» SOBRE O EXERCÍCIO
Resuma em duas frases o texto sobre escravidão e racismo no Brasil.

» TEXTO FORNECIDO
..............................

“A escravidão permanecerá por muito tempo como a característica nacional do Brasil”. Assim disse Joaquim Nabuco (“O Abolicionismo”, Joaquim Nabuco, BestBolso, 2010, Rio de Janeiro), o principal abolicionista brasileiro. A realidade dos tempos hodiernos demonstra que a frase de Joaquim Nabuco foi uma profecia, que, lamentavelmente, se realizou.
A escravidão das pessoas negras no Brasil acabou formalmente em 1888. O Brasil foi um dos países que mais demoraram para aboli-la. Todavia, apesar da abolição formal da escravidão, feita através da Lei Áurea, ainda hoje temos denúncias de trabalho escravo. Em razão disso, inclusive, é que houve a Emenda Constitucional nº 81 de 2.014, estabelecendo a expropriação de terras onde houver trabalho escravo. Isso em 2014, cento e trinta e um anos após a abolição da escravidão ainda estamos usando de instrumentos para combatê-la.
Neste pântano de águas contaminadas restou ainda ao Brasil raízes profundas e podres de uma erva daninha que insiste em existir; o racismo, da qual decorre a idéia escravocrata. Há quem o negue, e dentre eles até mesmo pessoas negras como o jornalista Sérgio Nascimento de Camargo que foi nomeado pelo Governo Bolsonaro presidente da Fundação Palmares, e poucos dias depois a nomeação foi cancelada judicialmente, por entender o magistrado que havia excesso nas declarações de Sérgio sobre a inexistência de racismo no Brasil. Na decisão o magistrado escreveu: “Não serão aqui repetidos alguns dos termos expostos nas declarações em frontal ataque às minorias cuja defesa, diga-se, é razão de existir da Instituição que por ele é presidida”.

..............................

» DADOS FORNECIDOS

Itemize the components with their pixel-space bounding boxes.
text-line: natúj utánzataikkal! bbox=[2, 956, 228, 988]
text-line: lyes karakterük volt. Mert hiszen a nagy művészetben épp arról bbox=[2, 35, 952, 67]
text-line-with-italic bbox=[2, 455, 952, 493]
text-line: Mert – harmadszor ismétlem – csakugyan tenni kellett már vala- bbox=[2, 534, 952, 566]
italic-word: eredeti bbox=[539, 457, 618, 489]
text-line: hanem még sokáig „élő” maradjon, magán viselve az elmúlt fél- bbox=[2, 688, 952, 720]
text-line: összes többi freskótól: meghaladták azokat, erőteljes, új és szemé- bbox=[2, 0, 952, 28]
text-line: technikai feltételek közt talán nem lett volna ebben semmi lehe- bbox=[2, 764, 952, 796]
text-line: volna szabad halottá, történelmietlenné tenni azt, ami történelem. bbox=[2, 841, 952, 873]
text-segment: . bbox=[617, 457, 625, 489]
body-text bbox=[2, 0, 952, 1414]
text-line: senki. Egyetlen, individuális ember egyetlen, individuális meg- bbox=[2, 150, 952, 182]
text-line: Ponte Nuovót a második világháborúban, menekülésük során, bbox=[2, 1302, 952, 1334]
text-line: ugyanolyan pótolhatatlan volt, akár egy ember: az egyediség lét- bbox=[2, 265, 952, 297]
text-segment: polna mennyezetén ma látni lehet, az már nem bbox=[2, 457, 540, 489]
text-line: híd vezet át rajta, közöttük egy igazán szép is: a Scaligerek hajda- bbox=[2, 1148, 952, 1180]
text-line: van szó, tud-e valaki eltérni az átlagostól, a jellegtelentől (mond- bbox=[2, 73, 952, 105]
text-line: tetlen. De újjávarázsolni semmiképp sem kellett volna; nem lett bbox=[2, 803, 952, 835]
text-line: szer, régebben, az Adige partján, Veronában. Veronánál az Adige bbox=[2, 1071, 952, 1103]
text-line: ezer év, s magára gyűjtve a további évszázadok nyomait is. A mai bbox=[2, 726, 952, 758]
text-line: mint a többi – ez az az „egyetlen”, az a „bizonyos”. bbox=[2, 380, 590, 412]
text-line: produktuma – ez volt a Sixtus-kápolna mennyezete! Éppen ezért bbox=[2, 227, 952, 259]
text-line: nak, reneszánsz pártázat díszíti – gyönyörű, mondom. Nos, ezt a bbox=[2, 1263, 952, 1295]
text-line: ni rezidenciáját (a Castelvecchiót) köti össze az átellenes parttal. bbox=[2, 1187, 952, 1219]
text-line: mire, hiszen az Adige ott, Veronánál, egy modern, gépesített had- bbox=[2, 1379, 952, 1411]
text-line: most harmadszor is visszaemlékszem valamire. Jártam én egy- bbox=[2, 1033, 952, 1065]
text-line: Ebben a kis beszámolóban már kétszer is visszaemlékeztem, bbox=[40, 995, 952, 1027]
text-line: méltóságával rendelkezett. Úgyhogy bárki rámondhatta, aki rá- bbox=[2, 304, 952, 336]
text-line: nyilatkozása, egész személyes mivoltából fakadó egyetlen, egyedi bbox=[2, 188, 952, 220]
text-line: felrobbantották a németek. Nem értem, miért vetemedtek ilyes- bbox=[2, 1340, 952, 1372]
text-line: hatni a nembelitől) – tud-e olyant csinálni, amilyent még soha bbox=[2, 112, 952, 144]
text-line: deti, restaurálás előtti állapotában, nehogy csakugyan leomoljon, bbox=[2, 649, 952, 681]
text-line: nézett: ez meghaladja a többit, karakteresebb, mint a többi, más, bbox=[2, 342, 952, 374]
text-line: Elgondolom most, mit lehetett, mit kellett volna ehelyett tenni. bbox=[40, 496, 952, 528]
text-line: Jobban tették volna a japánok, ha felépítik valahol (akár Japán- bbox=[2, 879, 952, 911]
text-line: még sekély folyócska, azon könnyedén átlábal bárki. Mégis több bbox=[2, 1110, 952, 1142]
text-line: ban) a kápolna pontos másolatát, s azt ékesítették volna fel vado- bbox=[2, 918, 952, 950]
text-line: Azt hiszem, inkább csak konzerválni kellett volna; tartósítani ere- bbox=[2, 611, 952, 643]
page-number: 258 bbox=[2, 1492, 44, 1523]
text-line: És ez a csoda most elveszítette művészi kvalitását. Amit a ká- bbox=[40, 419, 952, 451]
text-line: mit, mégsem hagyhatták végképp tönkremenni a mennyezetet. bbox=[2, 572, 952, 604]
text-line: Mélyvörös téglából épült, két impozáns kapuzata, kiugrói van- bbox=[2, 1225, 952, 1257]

..............................

» RESPOSTA
A frase de Joaquim Nabuco segundo a qual a escravidão permaneceria por muito tempo como a característica nacional do Brasil se realizou: embora a escravidão das pessoas negras tenha acabado formalmente em 1888 com a Lei Áurea, ainda há denúncias de trabalho escravo, e por isso houve a Emenda Constitucional nº 81 de 2014, que estabelece a expropriação de terras onde houver trabalho escravo. Persiste também no país o racismo, do qual decorre a ideia escravocrata e que é negado até por pessoas negras, como o jornalista Sérgio Nascimento de Camargo, cuja nomeação para a presidência da Fundação Palmares foi cancelada judicialmente por excesso em suas declarações sobre a inexistência de racismo no Brasil.